• **Task statement**:
In the listing below, how many lines contain the word "авыру"? Please respond with the number only.

Saved entries
**********
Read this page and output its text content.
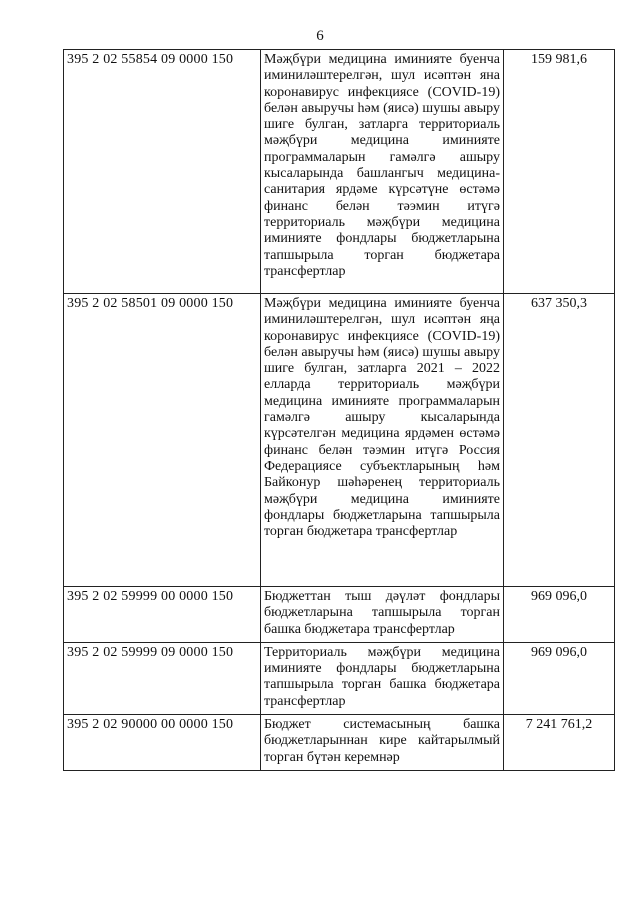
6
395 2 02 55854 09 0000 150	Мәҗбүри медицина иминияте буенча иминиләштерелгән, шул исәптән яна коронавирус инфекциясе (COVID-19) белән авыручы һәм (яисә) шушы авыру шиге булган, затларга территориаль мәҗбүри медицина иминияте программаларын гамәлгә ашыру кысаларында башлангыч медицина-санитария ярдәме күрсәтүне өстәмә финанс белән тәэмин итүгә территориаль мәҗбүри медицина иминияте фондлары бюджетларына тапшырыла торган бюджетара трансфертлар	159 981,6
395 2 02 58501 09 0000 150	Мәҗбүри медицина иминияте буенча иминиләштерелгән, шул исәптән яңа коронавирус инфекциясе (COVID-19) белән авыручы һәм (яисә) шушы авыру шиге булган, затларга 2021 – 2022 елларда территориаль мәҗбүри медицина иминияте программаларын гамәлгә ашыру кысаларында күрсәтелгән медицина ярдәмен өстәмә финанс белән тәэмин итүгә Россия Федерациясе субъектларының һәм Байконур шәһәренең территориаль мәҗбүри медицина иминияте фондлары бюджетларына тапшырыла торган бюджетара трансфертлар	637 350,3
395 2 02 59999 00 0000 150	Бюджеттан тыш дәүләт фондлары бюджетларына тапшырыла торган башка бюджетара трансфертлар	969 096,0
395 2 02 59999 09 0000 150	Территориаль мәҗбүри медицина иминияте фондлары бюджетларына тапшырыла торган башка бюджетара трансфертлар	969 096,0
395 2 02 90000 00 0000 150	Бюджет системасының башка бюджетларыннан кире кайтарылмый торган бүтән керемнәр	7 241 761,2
**********
• **Full output**:
2